◆ **YOUR GOAL**
From the listing below, select every line where the word "WIRING" appears.

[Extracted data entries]
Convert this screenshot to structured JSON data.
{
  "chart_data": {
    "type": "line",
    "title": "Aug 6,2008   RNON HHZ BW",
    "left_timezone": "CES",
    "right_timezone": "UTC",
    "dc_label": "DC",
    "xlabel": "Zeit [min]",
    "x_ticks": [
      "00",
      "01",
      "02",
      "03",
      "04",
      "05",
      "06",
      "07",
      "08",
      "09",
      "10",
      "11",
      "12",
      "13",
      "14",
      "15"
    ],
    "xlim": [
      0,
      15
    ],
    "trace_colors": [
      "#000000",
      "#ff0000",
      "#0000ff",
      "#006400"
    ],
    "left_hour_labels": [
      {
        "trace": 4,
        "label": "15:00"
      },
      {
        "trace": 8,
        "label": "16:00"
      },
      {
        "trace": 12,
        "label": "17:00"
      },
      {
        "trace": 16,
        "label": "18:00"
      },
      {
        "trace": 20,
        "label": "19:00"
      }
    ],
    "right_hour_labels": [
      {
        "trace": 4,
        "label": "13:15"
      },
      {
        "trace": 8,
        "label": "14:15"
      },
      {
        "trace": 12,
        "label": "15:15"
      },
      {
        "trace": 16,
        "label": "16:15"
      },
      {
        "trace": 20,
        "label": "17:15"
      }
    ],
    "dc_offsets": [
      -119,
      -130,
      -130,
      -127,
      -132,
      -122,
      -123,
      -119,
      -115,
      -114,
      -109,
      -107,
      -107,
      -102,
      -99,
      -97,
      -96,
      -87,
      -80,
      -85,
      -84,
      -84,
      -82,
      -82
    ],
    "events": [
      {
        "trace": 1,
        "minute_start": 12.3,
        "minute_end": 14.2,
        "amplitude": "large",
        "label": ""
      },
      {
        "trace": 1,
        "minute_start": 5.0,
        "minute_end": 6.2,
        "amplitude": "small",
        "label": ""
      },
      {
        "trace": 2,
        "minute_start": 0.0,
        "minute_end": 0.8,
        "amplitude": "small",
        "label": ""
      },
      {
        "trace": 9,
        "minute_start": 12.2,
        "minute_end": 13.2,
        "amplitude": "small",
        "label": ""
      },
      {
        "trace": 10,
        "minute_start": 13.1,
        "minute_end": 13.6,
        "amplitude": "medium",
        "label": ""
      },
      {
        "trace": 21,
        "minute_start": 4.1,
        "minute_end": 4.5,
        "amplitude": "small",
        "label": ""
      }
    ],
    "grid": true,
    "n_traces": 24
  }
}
--
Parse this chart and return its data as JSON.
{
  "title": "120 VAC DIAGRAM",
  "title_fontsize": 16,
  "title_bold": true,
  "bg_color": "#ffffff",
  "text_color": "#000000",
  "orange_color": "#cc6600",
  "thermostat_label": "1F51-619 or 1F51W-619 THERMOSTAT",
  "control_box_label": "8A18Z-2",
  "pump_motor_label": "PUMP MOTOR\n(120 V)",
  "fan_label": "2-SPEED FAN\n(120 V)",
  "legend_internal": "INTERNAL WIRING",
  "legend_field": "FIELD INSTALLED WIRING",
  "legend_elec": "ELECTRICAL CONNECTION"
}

◆ **OUTPUT BELOW**
  "legend_internal": "INTERNAL WIRING",
  "legend_field": "FIELD INSTALLED WIRING",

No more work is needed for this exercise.